* **TASK DESCRIPTION**: Extract, from the records beneath this instruction, each line that contains the word "dodaj".
** Begin LISTING **
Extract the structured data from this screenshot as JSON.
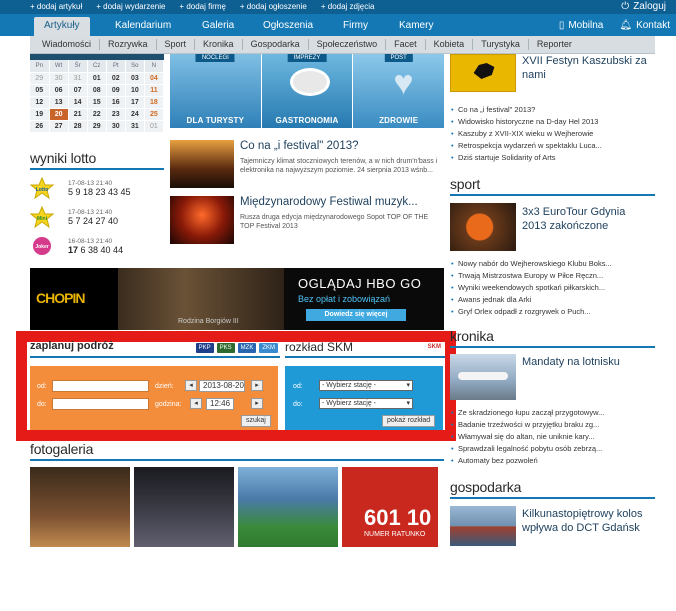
{
  "topbar": {
    "quick_links": [
      "+ dodaj artykuł",
      "+ dodaj wydarzenie",
      "+ dodaj firmę",
      "+ dodaj ogłoszenie",
      "+ dodaj zdjęcia"
    ],
    "login": "Zaloguj"
  },
  "mainnav": {
    "tabs": [
      "Artykuły",
      "Kalendarium",
      "Galeria",
      "Ogłoszenia",
      "Firmy",
      "Kamery"
    ],
    "mobile": "Mobilna",
    "contact": "Kontakt"
  },
  "subnav": [
    "Wiadomości",
    "Rozrywka",
    "Sport",
    "Kronika",
    "Gospodarka",
    "Społeczeństwo",
    "Facet",
    "Kobieta",
    "Turystyka",
    "Reporter"
  ],
  "calendar": {
    "days": [
      "Pn",
      "Wt",
      "Śr",
      "Cz",
      "Pt",
      "So",
      "N"
    ],
    "weeks": [
      [
        "29",
        "30",
        "31",
        "01",
        "02",
        "03",
        "04"
      ],
      [
        "05",
        "06",
        "07",
        "08",
        "09",
        "10",
        "11"
      ],
      [
        "12",
        "13",
        "14",
        "15",
        "16",
        "17",
        "18"
      ],
      [
        "19",
        "20",
        "21",
        "22",
        "23",
        "24",
        "25"
      ],
      [
        "26",
        "27",
        "28",
        "29",
        "30",
        "31",
        "01"
      ]
    ],
    "today": "20"
  },
  "tiles": [
    {
      "label": "NOCLEGI",
      "caption": "DLA TURYSTY"
    },
    {
      "label": "IMPREZY",
      "caption": "GASTRONOMIA"
    },
    {
      "label": "POST",
      "caption": "ZDROWIE"
    }
  ],
  "news": [
    {
      "title": "Co na „i festival\" 2013?",
      "desc": "Tajemniczy klimat stoczniowych terenów, a w nich drum'n'bass i elektronika na najwyższym poziomie. 24 sierpnia 2013 wśnb..."
    },
    {
      "title": "Międzynarodowy Festiwal muzyk...",
      "desc": "Rusza druga edycja międzynarodowego Sopot TOP OF THE TOP Festival 2013"
    }
  ],
  "lotto": {
    "title": "wyniki lotto",
    "results": [
      {
        "game": "Lotto",
        "date": "17-08-13 21:40",
        "numbers": "5 9 18 23 43 45"
      },
      {
        "game": "Mini",
        "date": "17-08-13 21:40",
        "numbers": "5 7 24 27 40"
      },
      {
        "game": "Joker",
        "date": "16-08-13 21:40",
        "numbers_bold": "17",
        "numbers": "6 38 40 44"
      }
    ]
  },
  "banner": {
    "chopin": "CHOPIN",
    "caption": "Rodzina Borgiów III",
    "hbo_title": "OGLĄDAJ HBO GO",
    "hbo_sub": "Bez opłat i zobowiązań",
    "hbo_btn": "Dowiedz się więcej"
  },
  "planner": {
    "title": "zaplanuj podróż",
    "from_label": "od:",
    "to_label": "do:",
    "date_label": "dzień:",
    "date_value": "2013-08-20",
    "time_label": "godzina:",
    "time_value": "12:46",
    "search_btn": "szukaj",
    "logos": [
      "PKP",
      "PKS",
      "MZK",
      "ZKM"
    ]
  },
  "skm": {
    "title": "rozkład SKM",
    "from_label": "od:",
    "to_label": "do:",
    "select_placeholder": "- Wybierz stację -",
    "show_btn": "pokaż rozkład",
    "logo": "SKM"
  },
  "gallery": {
    "title": "fotogaleria",
    "image4_text": "601 10",
    "image4_sub": "NUMER RATUNKO"
  },
  "right": {
    "festyn_title": "XVII Festyn Kaszubski za nami",
    "list1": [
      "Co na „i festival\" 2013?",
      "Widowisko historyczne na D-day Hel 2013",
      "Kaszuby z XVII-XIX wieku w Wejherowie",
      "Retrospekcja wydarzeń w spektaklu Luca...",
      "Dziś startuje Solidarity of Arts"
    ],
    "sport_title": "sport",
    "sport_news": "3x3 EuroTour Gdynia 2013 zakończone",
    "sport_list": [
      "Nowy nabór do Wejherowskiego Klubu Boks...",
      "Trwają Mistrzostwa Europy w Piłce Ręczn...",
      "Wyniki weekendowych spotkań piłkarskich...",
      "Awans jednak dla Arki",
      "Gryf Orlex odpadł z rozgrywek o Puch..."
    ],
    "kronika_title": "kronika",
    "kronika_news": "Mandaty na lotnisku",
    "kronika_list": [
      "Ze skradzionego łupu zaczął przygotowyw...",
      "Badanie trzeźwości w przyjętku braku zg...",
      "Włamywał się do altan, nie uniknie kary...",
      "Sprawdzali legalność pobytu osób zebrzą...",
      "Automaty bez pozwoleń"
    ],
    "gospodarka_title": "gospodarka",
    "gospodarka_news": "Kilkunastopiętrowy kolos wpływa do DCT Gdańsk"
  }
}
** End LISTING **
* **SOLUTION TO THE EXERCISE**:
      "+ dodaj artykuł",
      "+ dodaj wydarzenie",
      "+ dodaj firmę",
      "+ dodaj ogłoszenie",
      "+ dodaj zdjęcia"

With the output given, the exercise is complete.